_Selected excerpt_
- - - -
Farm Ireland
Independent.ie

Tuesday 17 October 2017

Parliament rejects bid to halve emission credits

Forestry can have the double impact of reducing emissions from the beef herd.
Forestry can have the double impact of reducing emissions from the beef herd.

Sarah Collins

The European Parliament has backed away from efforts to prevent EU countries using forests and grasslands to offset their 2030 climate targets.

In a vote last week, the Parliament rejected an earlier vote by environment committee MEPs to halve the number of credits for grasslands and forests that would enable countries to knock down their overall greenhouse gas emissions.

But they did vote in favour of an earlier starting date for calculating emissions cuts - 2018 instead of the 2020 proposed by the Commission - a move that would require Ireland to make extra efforts to curb emissions.

Most of Ireland's MEPs voted in favour of the report, except for Independent Luke Ming Flanagan, who voted against it, Fine Gael's Seán Kelly and Independent Marian Harkin, who both abstained.

Fine Gael MEP Mairead McGuinness said the vote was "of some help to Ireland" but that three-way talks between MEPs, EU governments and the Commission would be decisive.
- - - -
_Data_
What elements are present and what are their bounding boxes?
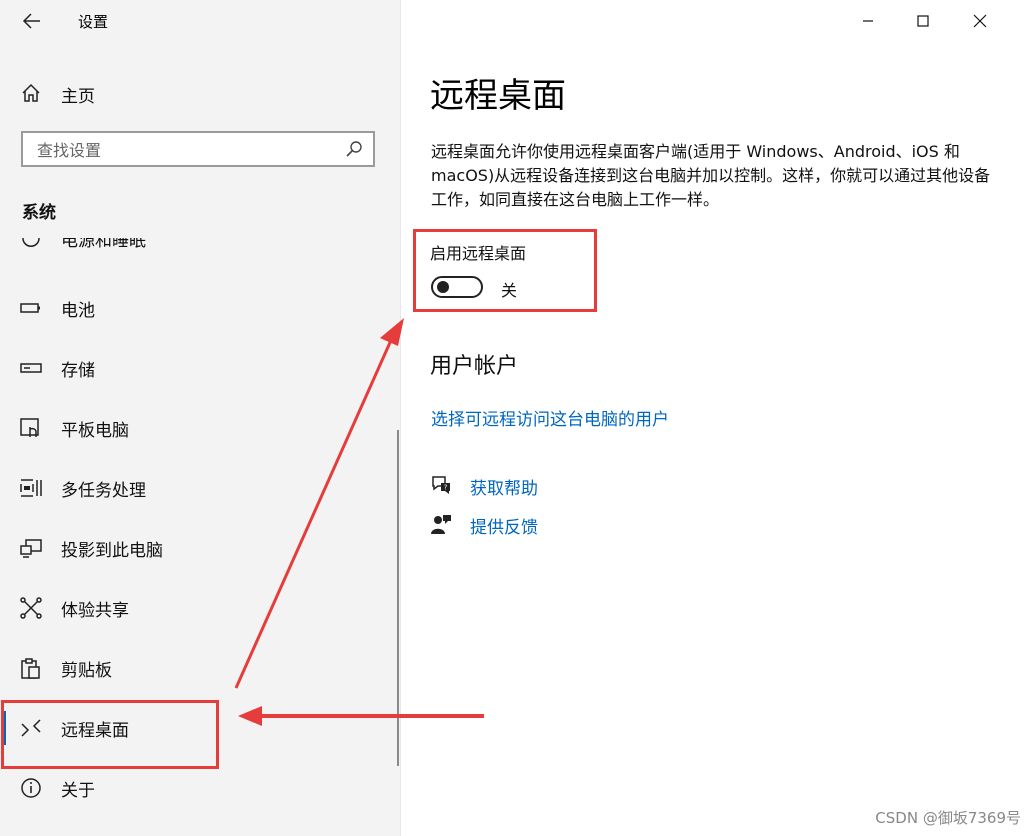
- - - -
_Do this_
Write out the part of the emission credits article from "Sarah Collins" up to and including "to curb emissions.", word for word.

_Result of this exercise_
Sarah Collins

The European Parliament has backed away from efforts to prevent EU countries using forests and grasslands to offset their 2030 climate targets.

In a vote last week, the Parliament rejected an earlier vote by environment committee MEPs to halve the number of credits for grasslands and forests that would enable countries to knock down their overall greenhouse gas emissions.

But they did vote in favour of an earlier starting date for calculating emissions cuts - 2018 instead of the 2020 proposed by the Commission - a move that would require Ireland to make extra efforts to curb emissions.